* **EXERCISE BRIEF**
Would you retype all of these records exactly?
..............................
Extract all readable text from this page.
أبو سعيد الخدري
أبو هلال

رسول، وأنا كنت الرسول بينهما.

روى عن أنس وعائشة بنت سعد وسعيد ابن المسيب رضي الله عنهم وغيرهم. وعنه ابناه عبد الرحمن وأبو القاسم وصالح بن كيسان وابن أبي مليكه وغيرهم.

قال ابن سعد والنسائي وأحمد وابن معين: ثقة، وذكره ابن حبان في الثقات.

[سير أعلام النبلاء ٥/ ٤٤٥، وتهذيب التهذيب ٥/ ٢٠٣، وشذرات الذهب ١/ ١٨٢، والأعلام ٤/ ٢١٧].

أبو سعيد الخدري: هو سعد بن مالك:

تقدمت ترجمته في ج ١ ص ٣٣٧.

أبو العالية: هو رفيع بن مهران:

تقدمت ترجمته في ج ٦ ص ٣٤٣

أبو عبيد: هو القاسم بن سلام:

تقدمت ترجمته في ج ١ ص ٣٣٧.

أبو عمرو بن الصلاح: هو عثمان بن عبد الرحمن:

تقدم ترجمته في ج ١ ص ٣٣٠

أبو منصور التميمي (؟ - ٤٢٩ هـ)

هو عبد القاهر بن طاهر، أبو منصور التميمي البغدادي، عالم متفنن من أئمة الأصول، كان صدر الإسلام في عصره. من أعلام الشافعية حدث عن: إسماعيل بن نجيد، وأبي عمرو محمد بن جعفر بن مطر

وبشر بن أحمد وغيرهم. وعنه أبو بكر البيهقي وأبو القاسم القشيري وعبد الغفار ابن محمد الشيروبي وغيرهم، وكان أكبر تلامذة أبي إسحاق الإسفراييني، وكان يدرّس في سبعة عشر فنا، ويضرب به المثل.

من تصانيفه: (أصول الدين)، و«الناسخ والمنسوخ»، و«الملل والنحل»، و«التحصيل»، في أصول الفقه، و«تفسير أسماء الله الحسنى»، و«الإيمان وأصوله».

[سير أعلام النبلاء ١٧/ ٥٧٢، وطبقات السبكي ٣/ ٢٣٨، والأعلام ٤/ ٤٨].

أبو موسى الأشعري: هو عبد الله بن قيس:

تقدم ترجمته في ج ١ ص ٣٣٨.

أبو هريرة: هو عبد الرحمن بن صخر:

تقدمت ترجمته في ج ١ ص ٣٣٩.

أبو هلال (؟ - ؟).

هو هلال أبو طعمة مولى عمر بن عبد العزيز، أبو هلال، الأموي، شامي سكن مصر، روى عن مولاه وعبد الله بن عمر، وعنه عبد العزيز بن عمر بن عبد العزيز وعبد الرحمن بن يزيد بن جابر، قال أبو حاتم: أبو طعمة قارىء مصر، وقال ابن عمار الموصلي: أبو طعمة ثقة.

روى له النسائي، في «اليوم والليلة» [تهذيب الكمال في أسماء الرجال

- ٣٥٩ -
..............................
* **RESPONSE TO THIS TASK**
Extract all readable text from this page.
أبو سعيد الخدري
أبو هلال

رسول، وأنا كنت الرسول بينهما.

روى عن أنس وعائشة بنت سعد وسعيد ابن المسيب رضي الله عنهم وغيرهم. وعنه ابناه عبد الرحمن وأبو القاسم وصالح بن كيسان وابن أبي مليكه وغيرهم.

قال ابن سعد والنسائي وأحمد وابن معين: ثقة، وذكره ابن حبان في الثقات.

[سير أعلام النبلاء ٥/ ٤٤٥، وتهذيب التهذيب ٥/ ٢٠٣، وشذرات الذهب ١/ ١٨٢، والأعلام ٤/ ٢١٧].

أبو سعيد الخدري: هو سعد بن مالك:

تقدمت ترجمته في ج ١ ص ٣٣٧.

أبو العالية: هو رفيع بن مهران:

تقدمت ترجمته في ج ٦ ص ٣٤٣

أبو عبيد: هو القاسم بن سلام:

تقدمت ترجمته في ج ١ ص ٣٣٧.

أبو عمرو بن الصلاح: هو عثمان بن عبد الرحمن:

تقدم ترجمته في ج ١ ص ٣٣٠

أبو منصور التميمي (؟ - ٤٢٩ هـ)

هو عبد القاهر بن طاهر، أبو منصور التميمي البغدادي، عالم متفنن من أئمة الأصول، كان صدر الإسلام في عصره. من أعلام الشافعية حدث عن: إسماعيل بن نجيد، وأبي عمرو محمد بن جعفر بن مطر

وبشر بن أحمد وغيرهم. وعنه أبو بكر البيهقي وأبو القاسم القشيري وعبد الغفار ابن محمد الشيروبي وغيرهم، وكان أكبر تلامذة أبي إسحاق الإسفراييني، وكان يدرّس في سبعة عشر فنا، ويضرب به المثل.

من تصانيفه: (أصول الدين)، و«الناسخ والمنسوخ»، و«الملل والنحل»، و«التحصيل»، في أصول الفقه، و«تفسير أسماء الله الحسنى»، و«الإيمان وأصوله».

[سير أعلام النبلاء ١٧/ ٥٧٢، وطبقات السبكي ٣/ ٢٣٨، والأعلام ٤/ ٤٨].

أبو موسى الأشعري: هو عبد الله بن قيس:

تقدم ترجمته في ج ١ ص ٣٣٨.

أبو هريرة: هو عبد الرحمن بن صخر:

تقدمت ترجمته في ج ١ ص ٣٣٩.

أبو هلال (؟ - ؟).

هو هلال أبو طعمة مولى عمر بن عبد العزيز، أبو هلال، الأموي، شامي سكن مصر، روى عن مولاه وعبد الله بن عمر، وعنه عبد العزيز بن عمر بن عبد العزيز وعبد الرحمن بن يزيد بن جابر، قال أبو حاتم: أبو طعمة قارىء مصر، وقال ابن عمار الموصلي: أبو طعمة ثقة.

روى له النسائي، في «اليوم والليلة» [تهذيب الكمال في أسماء الرجال

- ٣٥٩ -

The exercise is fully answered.